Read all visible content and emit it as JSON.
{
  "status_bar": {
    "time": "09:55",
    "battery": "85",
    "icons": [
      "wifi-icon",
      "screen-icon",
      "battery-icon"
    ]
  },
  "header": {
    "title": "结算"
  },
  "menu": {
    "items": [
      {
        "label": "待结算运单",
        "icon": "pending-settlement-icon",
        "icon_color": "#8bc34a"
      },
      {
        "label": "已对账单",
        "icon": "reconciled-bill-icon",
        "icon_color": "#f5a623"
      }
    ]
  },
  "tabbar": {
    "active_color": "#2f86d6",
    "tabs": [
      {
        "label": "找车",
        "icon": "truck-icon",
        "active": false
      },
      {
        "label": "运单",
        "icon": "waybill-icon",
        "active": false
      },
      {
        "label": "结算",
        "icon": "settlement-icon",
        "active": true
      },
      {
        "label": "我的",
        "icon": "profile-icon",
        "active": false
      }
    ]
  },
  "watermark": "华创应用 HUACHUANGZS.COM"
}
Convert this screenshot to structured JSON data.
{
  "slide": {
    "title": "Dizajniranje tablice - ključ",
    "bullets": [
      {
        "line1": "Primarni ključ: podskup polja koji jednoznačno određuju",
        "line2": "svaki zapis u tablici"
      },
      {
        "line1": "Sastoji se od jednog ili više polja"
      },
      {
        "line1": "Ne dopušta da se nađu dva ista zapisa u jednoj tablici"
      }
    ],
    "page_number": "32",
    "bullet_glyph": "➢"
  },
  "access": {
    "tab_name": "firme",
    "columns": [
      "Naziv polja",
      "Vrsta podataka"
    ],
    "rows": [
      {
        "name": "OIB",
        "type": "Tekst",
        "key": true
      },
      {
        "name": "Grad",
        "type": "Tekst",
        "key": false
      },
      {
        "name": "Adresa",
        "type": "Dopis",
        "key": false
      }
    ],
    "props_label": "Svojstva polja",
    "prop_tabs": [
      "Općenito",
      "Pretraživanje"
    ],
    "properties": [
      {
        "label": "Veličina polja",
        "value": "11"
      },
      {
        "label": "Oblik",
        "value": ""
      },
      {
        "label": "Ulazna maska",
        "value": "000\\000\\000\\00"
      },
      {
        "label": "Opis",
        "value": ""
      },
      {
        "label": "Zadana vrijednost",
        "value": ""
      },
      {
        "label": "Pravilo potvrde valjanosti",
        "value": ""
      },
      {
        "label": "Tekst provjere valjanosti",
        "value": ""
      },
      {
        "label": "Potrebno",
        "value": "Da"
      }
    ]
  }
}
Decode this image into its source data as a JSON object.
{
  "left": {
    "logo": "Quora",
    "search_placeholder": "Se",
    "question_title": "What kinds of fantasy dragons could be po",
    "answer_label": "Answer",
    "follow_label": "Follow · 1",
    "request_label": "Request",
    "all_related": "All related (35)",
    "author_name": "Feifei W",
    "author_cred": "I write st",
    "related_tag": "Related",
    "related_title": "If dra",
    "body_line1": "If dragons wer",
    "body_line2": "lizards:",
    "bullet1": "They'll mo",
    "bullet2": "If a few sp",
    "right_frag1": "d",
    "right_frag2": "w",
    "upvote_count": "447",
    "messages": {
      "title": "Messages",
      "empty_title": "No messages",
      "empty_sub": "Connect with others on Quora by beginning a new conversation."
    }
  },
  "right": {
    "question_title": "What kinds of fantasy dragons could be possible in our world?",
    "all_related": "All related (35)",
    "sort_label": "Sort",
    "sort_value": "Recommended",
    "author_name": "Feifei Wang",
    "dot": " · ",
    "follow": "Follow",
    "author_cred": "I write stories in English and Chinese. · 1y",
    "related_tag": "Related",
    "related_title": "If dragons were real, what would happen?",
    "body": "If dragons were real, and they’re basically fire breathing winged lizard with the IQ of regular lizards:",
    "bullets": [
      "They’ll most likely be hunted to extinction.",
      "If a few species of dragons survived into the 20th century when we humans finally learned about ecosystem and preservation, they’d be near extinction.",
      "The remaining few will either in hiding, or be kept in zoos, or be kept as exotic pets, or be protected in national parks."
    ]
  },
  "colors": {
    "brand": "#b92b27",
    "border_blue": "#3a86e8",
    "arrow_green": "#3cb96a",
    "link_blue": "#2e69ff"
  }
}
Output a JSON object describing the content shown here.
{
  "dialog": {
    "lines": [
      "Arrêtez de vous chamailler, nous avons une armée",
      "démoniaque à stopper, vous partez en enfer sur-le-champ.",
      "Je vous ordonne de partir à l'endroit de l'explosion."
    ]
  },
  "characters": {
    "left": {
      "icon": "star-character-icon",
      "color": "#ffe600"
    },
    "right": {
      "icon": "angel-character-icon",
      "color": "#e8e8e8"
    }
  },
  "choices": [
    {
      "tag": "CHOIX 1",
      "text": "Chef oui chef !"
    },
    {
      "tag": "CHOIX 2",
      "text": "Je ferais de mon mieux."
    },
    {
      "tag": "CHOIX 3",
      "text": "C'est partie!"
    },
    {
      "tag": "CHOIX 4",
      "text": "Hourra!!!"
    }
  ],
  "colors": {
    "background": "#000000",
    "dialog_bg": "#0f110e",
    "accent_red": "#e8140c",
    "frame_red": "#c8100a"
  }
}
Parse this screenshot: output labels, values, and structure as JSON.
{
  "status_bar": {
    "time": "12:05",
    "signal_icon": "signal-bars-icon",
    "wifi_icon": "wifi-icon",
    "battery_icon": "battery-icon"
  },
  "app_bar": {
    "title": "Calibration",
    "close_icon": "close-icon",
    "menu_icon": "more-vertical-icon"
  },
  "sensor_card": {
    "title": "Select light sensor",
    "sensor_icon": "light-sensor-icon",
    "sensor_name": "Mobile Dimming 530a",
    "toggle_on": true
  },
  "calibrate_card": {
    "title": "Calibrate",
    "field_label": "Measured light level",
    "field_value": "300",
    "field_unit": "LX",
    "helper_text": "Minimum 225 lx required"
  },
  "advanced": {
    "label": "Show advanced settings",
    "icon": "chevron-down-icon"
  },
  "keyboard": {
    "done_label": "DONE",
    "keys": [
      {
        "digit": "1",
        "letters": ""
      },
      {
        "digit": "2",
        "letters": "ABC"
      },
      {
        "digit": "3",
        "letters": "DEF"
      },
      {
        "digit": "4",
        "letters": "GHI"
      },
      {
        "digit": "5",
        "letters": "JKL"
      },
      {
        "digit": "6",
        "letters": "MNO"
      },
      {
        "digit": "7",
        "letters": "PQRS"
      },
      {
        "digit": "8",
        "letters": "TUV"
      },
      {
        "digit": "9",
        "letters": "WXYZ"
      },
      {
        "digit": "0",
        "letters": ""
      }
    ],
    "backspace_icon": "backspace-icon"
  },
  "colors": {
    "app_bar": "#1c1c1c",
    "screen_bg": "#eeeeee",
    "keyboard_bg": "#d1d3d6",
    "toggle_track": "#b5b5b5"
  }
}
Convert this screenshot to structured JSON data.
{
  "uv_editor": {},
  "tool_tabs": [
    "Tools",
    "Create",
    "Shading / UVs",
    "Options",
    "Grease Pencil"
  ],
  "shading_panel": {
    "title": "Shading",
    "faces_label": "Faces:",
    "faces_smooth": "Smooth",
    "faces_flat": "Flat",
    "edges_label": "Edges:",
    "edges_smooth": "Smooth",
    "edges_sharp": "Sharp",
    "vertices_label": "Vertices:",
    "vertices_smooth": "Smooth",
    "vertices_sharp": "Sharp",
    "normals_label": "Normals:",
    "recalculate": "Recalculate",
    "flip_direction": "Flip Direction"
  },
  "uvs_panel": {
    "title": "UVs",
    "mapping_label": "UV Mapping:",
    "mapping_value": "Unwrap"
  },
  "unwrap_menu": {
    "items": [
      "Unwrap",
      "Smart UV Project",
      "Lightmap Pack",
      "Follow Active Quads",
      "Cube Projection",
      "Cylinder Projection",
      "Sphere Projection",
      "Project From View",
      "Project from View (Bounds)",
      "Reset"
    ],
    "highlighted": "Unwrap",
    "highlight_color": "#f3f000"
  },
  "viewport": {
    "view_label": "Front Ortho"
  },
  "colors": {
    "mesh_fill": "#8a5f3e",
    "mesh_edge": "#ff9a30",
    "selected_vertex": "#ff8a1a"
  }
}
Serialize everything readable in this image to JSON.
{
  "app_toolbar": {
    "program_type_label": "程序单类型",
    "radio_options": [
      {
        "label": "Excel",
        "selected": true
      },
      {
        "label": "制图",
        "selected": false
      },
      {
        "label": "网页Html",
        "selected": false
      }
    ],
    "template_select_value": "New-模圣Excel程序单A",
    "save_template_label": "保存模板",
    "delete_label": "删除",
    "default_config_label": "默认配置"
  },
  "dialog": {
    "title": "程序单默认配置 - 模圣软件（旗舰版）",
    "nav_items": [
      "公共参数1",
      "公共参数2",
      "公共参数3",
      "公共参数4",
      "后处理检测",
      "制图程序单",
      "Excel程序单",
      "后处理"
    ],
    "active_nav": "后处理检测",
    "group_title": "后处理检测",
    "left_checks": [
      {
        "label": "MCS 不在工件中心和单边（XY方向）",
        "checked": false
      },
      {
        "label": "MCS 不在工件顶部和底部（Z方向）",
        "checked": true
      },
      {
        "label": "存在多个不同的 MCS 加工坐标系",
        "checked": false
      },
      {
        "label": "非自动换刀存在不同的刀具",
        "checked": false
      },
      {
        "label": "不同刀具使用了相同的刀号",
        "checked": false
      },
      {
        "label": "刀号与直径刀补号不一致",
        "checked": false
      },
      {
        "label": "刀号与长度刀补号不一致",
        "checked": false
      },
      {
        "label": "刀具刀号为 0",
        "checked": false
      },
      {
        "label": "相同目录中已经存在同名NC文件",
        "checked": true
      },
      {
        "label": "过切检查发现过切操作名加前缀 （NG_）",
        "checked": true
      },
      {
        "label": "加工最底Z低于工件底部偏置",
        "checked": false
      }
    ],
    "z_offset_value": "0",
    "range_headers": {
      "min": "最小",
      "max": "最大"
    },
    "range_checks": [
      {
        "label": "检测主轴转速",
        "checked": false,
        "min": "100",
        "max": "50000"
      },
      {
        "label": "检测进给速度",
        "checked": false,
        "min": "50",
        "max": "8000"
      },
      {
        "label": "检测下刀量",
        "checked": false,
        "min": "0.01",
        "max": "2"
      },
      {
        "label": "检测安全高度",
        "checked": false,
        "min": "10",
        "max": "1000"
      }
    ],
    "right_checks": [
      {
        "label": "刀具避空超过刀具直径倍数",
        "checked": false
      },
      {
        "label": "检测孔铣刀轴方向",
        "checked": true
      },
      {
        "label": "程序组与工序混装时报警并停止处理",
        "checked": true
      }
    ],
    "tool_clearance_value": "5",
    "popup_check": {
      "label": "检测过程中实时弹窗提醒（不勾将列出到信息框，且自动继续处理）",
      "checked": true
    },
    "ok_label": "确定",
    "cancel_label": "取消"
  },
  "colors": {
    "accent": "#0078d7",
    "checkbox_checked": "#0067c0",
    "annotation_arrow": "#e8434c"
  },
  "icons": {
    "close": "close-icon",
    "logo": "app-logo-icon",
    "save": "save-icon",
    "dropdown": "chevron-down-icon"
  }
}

DESCRIPTION OF THE TASK: Isolate each line of the listing above that includes "with". Copy it.

REPLY TO THE EXERCISE:
      "empty_sub": "Connect with others on Quora by beginning a new conversation."
    "body": "If dragons were real, and they’re basically fire breathing winged lizard with the IQ of regular lizards:",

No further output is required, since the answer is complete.